* **EXERCISE INPUTS**:
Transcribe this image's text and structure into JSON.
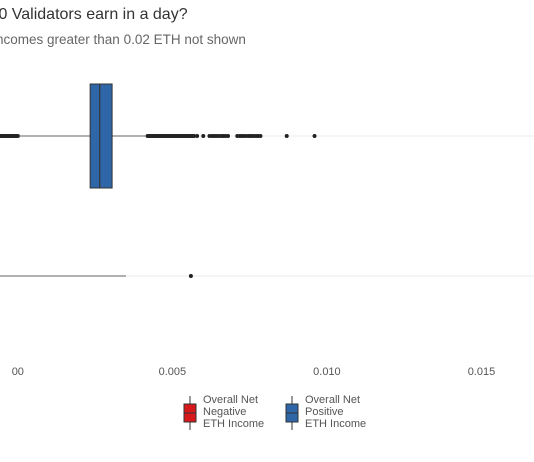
{
  "chart_data": {
    "type": "boxplot",
    "orientation": "horizontal",
    "title": ".0 Validators earn in a day?",
    "subtitle": "ncomes greater than 0.02 ETH not shown",
    "xlim": [
      -0.0009,
      0.0167
    ],
    "x_ticks": [
      {
        "value": 0.0,
        "label": "00"
      },
      {
        "value": 0.005,
        "label": "0.005"
      },
      {
        "value": 0.01,
        "label": "0.010"
      },
      {
        "value": 0.015,
        "label": "0.015"
      }
    ],
    "grid": "horizontal-major",
    "legend_position": "bottom",
    "series": [
      {
        "name": "Overall Net Positive ETH Income",
        "color": "#2f66a8",
        "row": 1,
        "whisker_low": -0.0009,
        "q1": 0.00234,
        "median": 0.00265,
        "q3": 0.00305,
        "whisker_high": 0.0042,
        "outliers_low": [
          -0.0009,
          -0.00085,
          -0.0008,
          -0.00075,
          -0.0007,
          -0.00065,
          -0.0006,
          -0.00055,
          -0.0005,
          -0.00045,
          -0.0004,
          -0.00035,
          -0.0003,
          -0.00025,
          -0.0002,
          -0.00015,
          -0.0001,
          -5e-05,
          0.0
        ],
        "outliers_high": [
          0.0042,
          0.00425,
          0.0043,
          0.00435,
          0.0044,
          0.00445,
          0.0045,
          0.00455,
          0.0046,
          0.00465,
          0.0047,
          0.00475,
          0.0048,
          0.00485,
          0.0049,
          0.00495,
          0.005,
          0.00505,
          0.0051,
          0.00515,
          0.0052,
          0.00525,
          0.0053,
          0.00535,
          0.0054,
          0.00545,
          0.0055,
          0.00555,
          0.0056,
          0.00565,
          0.0057,
          0.0058,
          0.006,
          0.0062,
          0.00628,
          0.00635,
          0.00642,
          0.0065,
          0.00658,
          0.00665,
          0.00672,
          0.0068,
          0.0071,
          0.00718,
          0.00725,
          0.00732,
          0.0074,
          0.00748,
          0.00755,
          0.00762,
          0.0077,
          0.00777,
          0.00785,
          0.0087,
          0.0096
        ]
      },
      {
        "name": "Overall Net Negative ETH Income",
        "color": "#d7191c",
        "row": 2,
        "whisker_low": -0.0009,
        "q1": -0.0009,
        "median": -0.0009,
        "q3": -0.0009,
        "whisker_high": 0.0035,
        "outliers_low": [],
        "outliers_high": [
          0.0056
        ]
      }
    ],
    "legend": [
      {
        "lines": [
          "Overall Net",
          "Negative",
          "ETH Income"
        ],
        "color": "#d7191c"
      },
      {
        "lines": [
          "Overall Net",
          "Positive",
          "ETH Income"
        ],
        "color": "#2f66a8"
      }
    ]
  }
}
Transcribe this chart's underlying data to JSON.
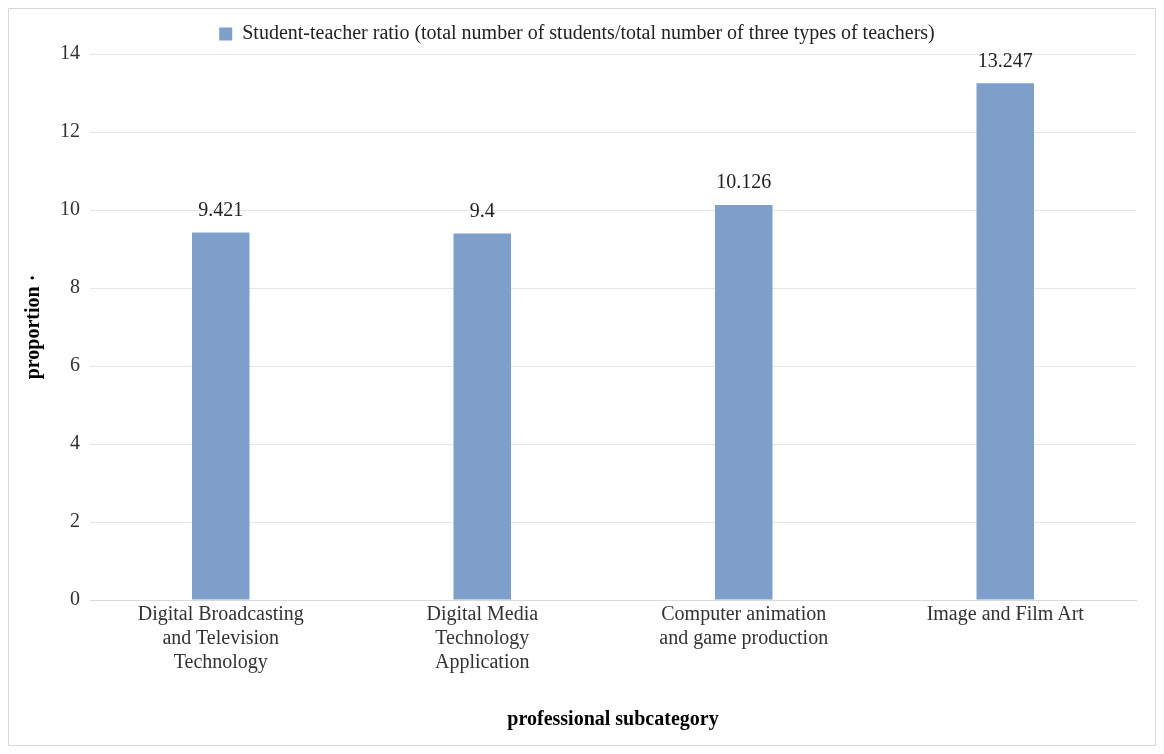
{
  "chart_data": {
    "type": "bar",
    "xlabel": "professional subcategory",
    "ylabel": "proportion ·",
    "categories": [
      "Digital Broadcasting and Television Technology",
      "Digital Media Technology Application",
      "Computer animation and game production",
      "Image and Film Art"
    ],
    "series": [
      {
        "name": "Student-teacher ratio (total number of students/total number of three types of teachers)",
        "color": "#7f9fcb",
        "values": [
          9.421,
          9.4,
          10.126,
          13.247
        ]
      }
    ],
    "ylim": [
      0,
      14
    ],
    "yticks": [
      0,
      2,
      4,
      6,
      8,
      10,
      12,
      14
    ],
    "grid": "y",
    "legend": "top",
    "data_labels": true
  }
}
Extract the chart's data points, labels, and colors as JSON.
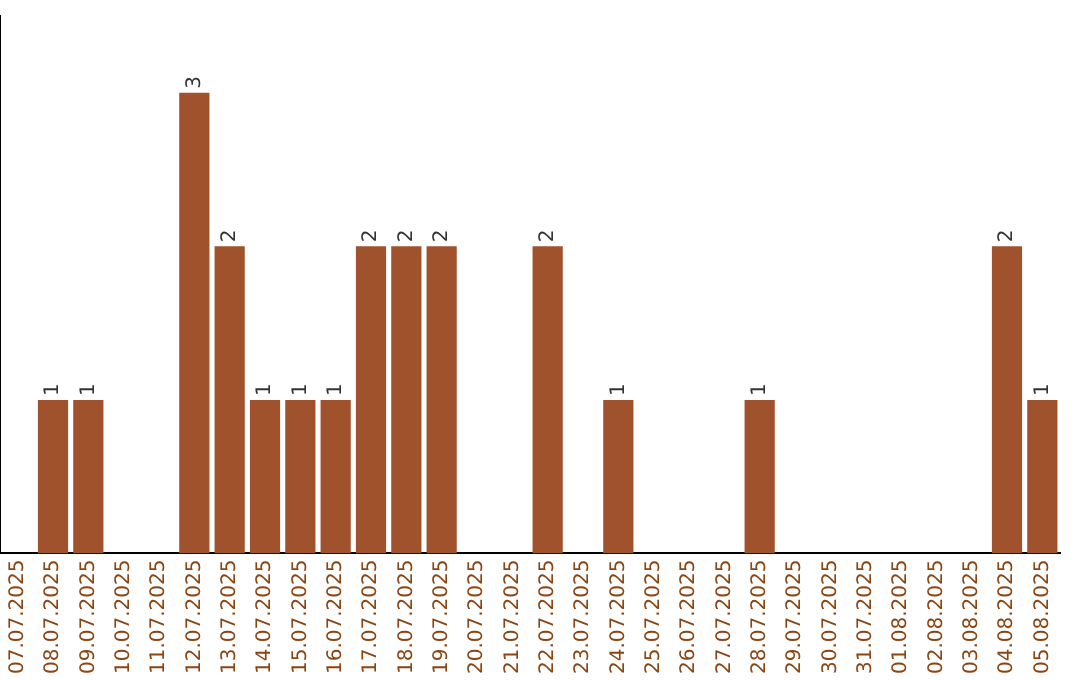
{
  "chart_data": {
    "type": "bar",
    "categories": [
      "07.07.2025",
      "08.07.2025",
      "09.07.2025",
      "10.07.2025",
      "11.07.2025",
      "12.07.2025",
      "13.07.2025",
      "14.07.2025",
      "15.07.2025",
      "16.07.2025",
      "17.07.2025",
      "18.07.2025",
      "19.07.2025",
      "20.07.2025",
      "21.07.2025",
      "22.07.2025",
      "23.07.2025",
      "24.07.2025",
      "25.07.2025",
      "26.07.2025",
      "27.07.2025",
      "28.07.2025",
      "29.07.2025",
      "30.07.2025",
      "31.07.2025",
      "01.08.2025",
      "02.08.2025",
      "03.08.2025",
      "04.08.2025",
      "05.08.2025"
    ],
    "values": [
      0,
      1,
      1,
      0,
      0,
      3,
      2,
      1,
      1,
      1,
      2,
      2,
      2,
      0,
      0,
      2,
      0,
      1,
      0,
      0,
      0,
      1,
      0,
      0,
      0,
      0,
      0,
      0,
      2,
      1
    ],
    "value_labels": [
      null,
      "1",
      "1",
      null,
      null,
      "3",
      "2",
      "1",
      "1",
      "1",
      "2",
      "2",
      "2",
      null,
      null,
      "2",
      null,
      "1",
      null,
      null,
      null,
      "1",
      null,
      null,
      null,
      null,
      null,
      null,
      "2",
      "1"
    ],
    "color": "#a0522d",
    "grid": false,
    "legend": false,
    "tick_labels": "x"
  }
}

* **TASK TO CARRY OUT**: Read the entries and select each line where the word "this" is found.

* **EXERCISE RESPONSE**:
Transcribe this image's text and structure into JSON.
Transcribe this chart's underlying data to JSON.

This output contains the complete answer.